#### Data shown ####

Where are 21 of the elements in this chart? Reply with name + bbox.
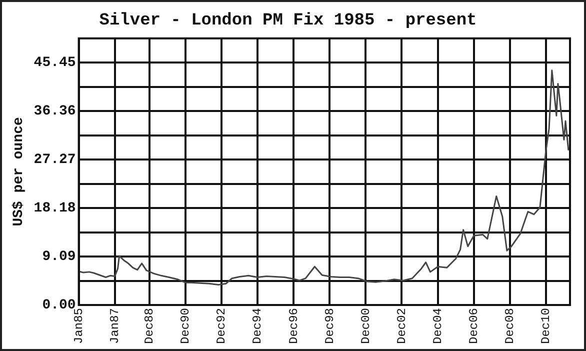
- x-tick-label: Dec88: [142, 308, 157, 344]
- x-tick-label: Dec02: [394, 308, 409, 344]
- y-tick-label: 36.36: [34, 104, 76, 120]
- x-tick-label: Jan87: [108, 308, 122, 344]
- x-tick-label: Dec10: [539, 308, 554, 344]
- y-tick-label: 18.18: [34, 200, 76, 217]
- x-tick-label: Dec92: [214, 308, 229, 344]
- y-axis-title: US$ per ounce: [10, 117, 27, 226]
- y-tick-label: 9.09: [42, 249, 76, 266]
- chart-title: Silver - London PM Fix 1985 - present: [99, 11, 477, 30]
- x-tick-label: Dec98: [322, 308, 337, 344]
- x-tick-label: Dec90: [178, 308, 193, 344]
- x-tick-label: Dec94: [250, 308, 265, 344]
- x-tick-label: Dec04: [430, 308, 445, 344]
- y-tick-label: 27.27: [34, 152, 76, 168]
- x-tick-label: Dec00: [358, 308, 373, 344]
- x-tick-label: Dec06: [467, 308, 482, 344]
- x-tick-label: Dec96: [286, 308, 301, 344]
- x-tick-label: Jan85: [72, 308, 86, 344]
- x-tick-label: Dec08: [503, 308, 518, 344]
- y-tick-label: 45.45: [34, 55, 76, 72]
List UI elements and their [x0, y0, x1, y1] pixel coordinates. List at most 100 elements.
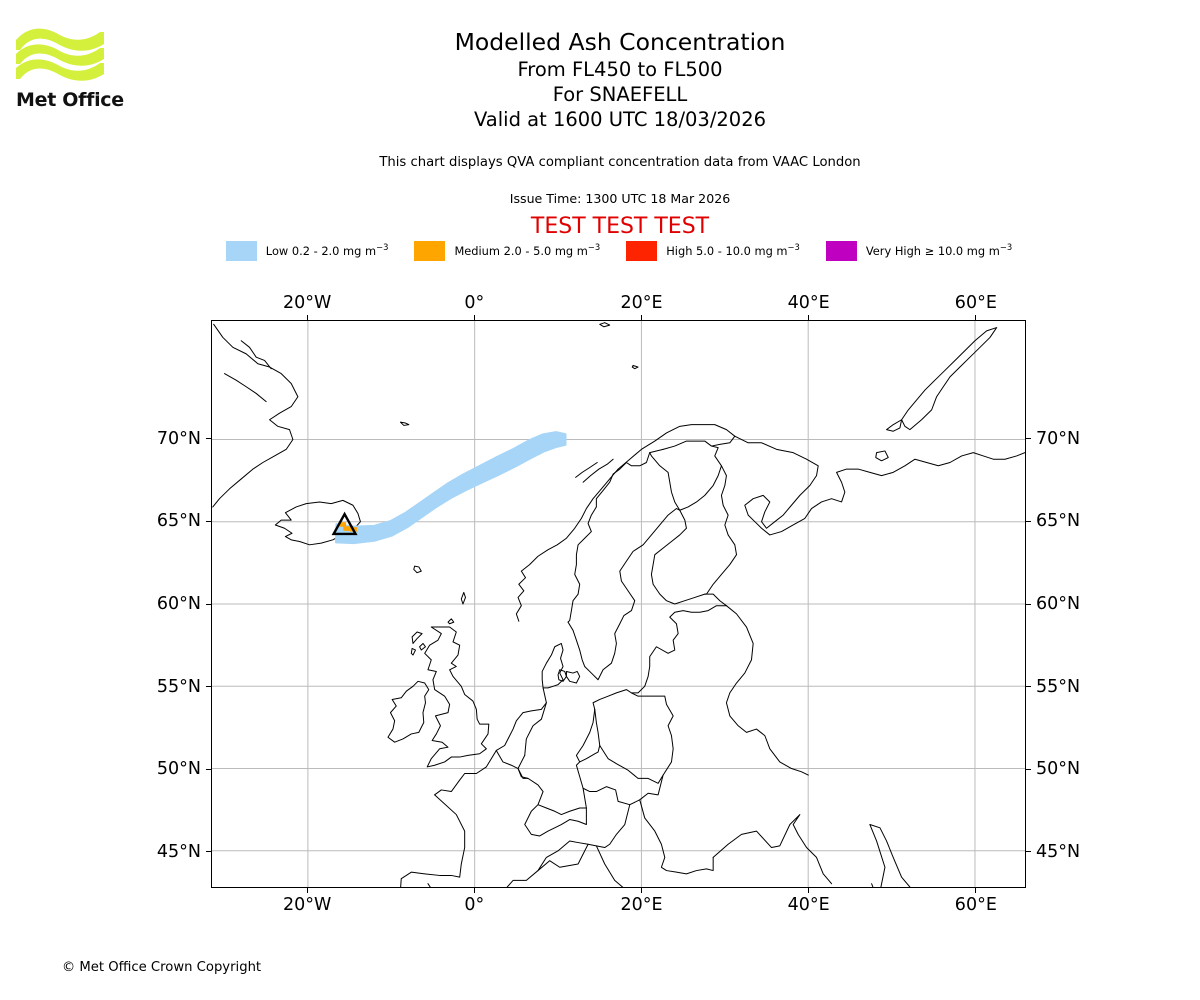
legend-label-very-high: Very High ≥ 10.0 mg m−3 [865, 242, 1013, 258]
coastline-path [575, 462, 598, 478]
copyright-notice: © Met Office Crown Copyright [62, 960, 262, 975]
lon-tick-bottom--20 [306, 888, 308, 893]
lat-tick-left-50 [206, 768, 211, 770]
volcano-source-marker [331, 511, 358, 536]
coastline-path [567, 508, 727, 710]
coastline-path [541, 642, 564, 689]
legend-item-medium: Medium 2.0 - 5.0 mg m−3 [414, 241, 600, 261]
coastline-path [565, 670, 581, 684]
coastline-path [594, 692, 674, 784]
legend-label-low: Low 0.2 - 2.0 mg m−3 [265, 242, 389, 258]
legend-item-low: Low 0.2 - 2.0 mg m−3 [225, 241, 389, 261]
legend-item-very-high: Very High ≥ 10.0 mg m−3 [825, 241, 1013, 261]
met-office-wordmark: Met Office [16, 89, 124, 111]
coastline-path [734, 435, 1025, 536]
legend-swatch-low [225, 241, 257, 261]
coastline-path [524, 702, 547, 756]
lat-tick-label-right-60: 60°N [1036, 594, 1081, 614]
legend-label-high: High 5.0 - 10.0 mg m−3 [666, 242, 800, 258]
lat-tick-label-right-50: 50°N [1036, 759, 1081, 780]
lon-tick-label-top-0: 0° [464, 293, 485, 313]
volcano-triangle-marker [331, 511, 358, 536]
coastline-path [639, 799, 714, 875]
ash-plume-layer [334, 431, 567, 545]
legend-swatch-high [626, 241, 658, 261]
lon-tick-bottom-40 [808, 888, 810, 893]
volcano-subtitle: For SNAEFELL [552, 83, 688, 106]
chart-title-block: Modelled Ash Concentration From FL450 to… [200, 28, 1040, 132]
coastline-path [274, 499, 361, 546]
lon-tick-top-60 [975, 315, 977, 320]
map-gridlines [212, 321, 1025, 887]
ash-concentration-map: 20°W 20°W 0° 0° 20°E 20°E 40°E 40°E 60°E 60°E 70°N… [157, 293, 1080, 915]
test-banner: TEST TEST TEST [530, 214, 710, 239]
page-title: Modelled Ash Concentration [454, 28, 786, 56]
legend-swatch-medium [414, 241, 446, 261]
coastline-path [427, 843, 624, 887]
lat-tick-label-left-55: 55°N [156, 676, 201, 697]
lat-tick-right-70 [1026, 438, 1031, 440]
coastline-path [413, 565, 422, 574]
coastline-path [725, 605, 809, 776]
lon-tick-label-bottom-20: 20°E [620, 895, 663, 915]
coastline-path [901, 327, 998, 431]
coastline-path [886, 419, 903, 432]
lat-tick-label-right-70: 70°N [1036, 428, 1081, 449]
map-coastlines [212, 322, 1025, 887]
lon-tick-label-top-60: 60°E [954, 293, 997, 313]
coastline-path [517, 754, 587, 816]
coastline-path [537, 840, 589, 872]
lon-tick-bottom-0 [473, 888, 475, 893]
lon-tick-top-20 [640, 315, 642, 320]
coastline-path [387, 680, 430, 743]
lat-tick-right-55 [1026, 686, 1031, 688]
issue-time: Issue Time: 1300 UTC 18 Mar 2026 [509, 191, 731, 206]
coastline-path [419, 642, 426, 651]
lat-tick-left-45 [206, 851, 211, 853]
legend-label-medium: Medium 2.0 - 5.0 mg m−3 [454, 242, 601, 258]
lat-tick-right-60 [1026, 603, 1031, 605]
coastline-path [704, 465, 738, 595]
lat-tick-label-left-60: 60°N [156, 594, 201, 614]
map-canvas [212, 321, 1025, 887]
lon-tick-label-bottom-0: 0° [464, 895, 485, 915]
lon-tick-top--20 [306, 315, 308, 320]
coastline-path [424, 626, 490, 768]
lon-tick-label-bottom-60: 60°E [954, 895, 997, 915]
coastline-path [495, 749, 519, 770]
lon-tick-top-40 [808, 315, 810, 320]
met-office-wave-icon [16, 28, 104, 81]
coastline-path [575, 708, 601, 763]
coastline-path [679, 445, 722, 511]
coastline-path [517, 768, 529, 779]
lat-tick-left-65 [206, 520, 211, 522]
coastline-path [223, 373, 267, 403]
coastline-path [460, 591, 466, 605]
chart-note: This chart displays QVA compliant concen… [379, 155, 861, 170]
lon-tick-bottom-20 [640, 888, 642, 893]
valid-time-subtitle: Valid at 1600 UTC 18/03/2026 [473, 108, 767, 131]
lat-tick-label-left-65: 65°N [156, 511, 201, 532]
coastline-path [595, 804, 631, 849]
ash-plume-low-band [334, 431, 567, 545]
lon-tick-label-top--20: 20°W [282, 293, 332, 313]
coastline-path [712, 814, 833, 885]
lon-tick-label-top-40: 40°E [787, 293, 830, 313]
coastline-path [599, 322, 611, 328]
coastline-path [411, 631, 423, 644]
lat-tick-label-left-50: 50°N [156, 759, 201, 780]
coastline-path [582, 458, 614, 483]
source-concentration-cell [339, 522, 347, 527]
coastline-path [557, 669, 567, 682]
coastline-path [434, 687, 547, 796]
coastline-path [399, 421, 410, 426]
lon-tick-bottom-60 [975, 888, 977, 893]
coastline-path [649, 452, 681, 511]
coastline-path [400, 794, 466, 887]
lat-tick-left-60 [206, 603, 211, 605]
lon-tick-label-top-20: 20°E [620, 293, 663, 313]
map-frame [211, 320, 1026, 888]
concentration-legend: Low 0.2 - 2.0 mg m−3 Medium 2.0 - 5.0 mg … [211, 239, 1027, 263]
lon-tick-label-bottom-40: 40°E [787, 895, 830, 915]
coastline-path [875, 450, 889, 462]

####

Instructions for the task =
Return, unchanged, every line of the records starting at the line that contains "- x-tick-label: Dec88: [142, 308, 157, 344]" and ending after the line that contains "List UI elements".

Task solution =
- x-tick-label: Dec88: [142, 308, 157, 344]
- x-tick-label: Dec02: [394, 308, 409, 344]
- y-tick-label: 36.36: [34, 104, 76, 120]
- x-tick-label: Jan87: [108, 308, 122, 344]
- x-tick-label: Dec10: [539, 308, 554, 344]
- y-tick-label: 18.18: [34, 200, 76, 217]
- x-tick-label: Dec92: [214, 308, 229, 344]
- y-axis-title: US$ per ounce: [10, 117, 27, 226]
- y-tick-label: 9.09: [42, 249, 76, 266]
- chart-title: Silver - London PM Fix 1985 - present: [99, 11, 477, 30]
- x-tick-label: Dec98: [322, 308, 337, 344]
- x-tick-label: Dec90: [178, 308, 193, 344]
- x-tick-label: Dec94: [250, 308, 265, 344]
- x-tick-label: Dec04: [430, 308, 445, 344]
- y-tick-label: 27.27: [34, 152, 76, 168]
- x-tick-label: Dec00: [358, 308, 373, 344]
- x-tick-label: Dec06: [467, 308, 482, 344]
- x-tick-label: Dec96: [286, 308, 301, 344]
- x-tick-label: Jan85: [72, 308, 86, 344]
- x-tick-label: Dec08: [503, 308, 518, 344]
- y-tick-label: 45.45: [34, 55, 76, 72]
List UI elements and their [x0, y0, x1, y1] pixel coordinates. List at most 100 elements.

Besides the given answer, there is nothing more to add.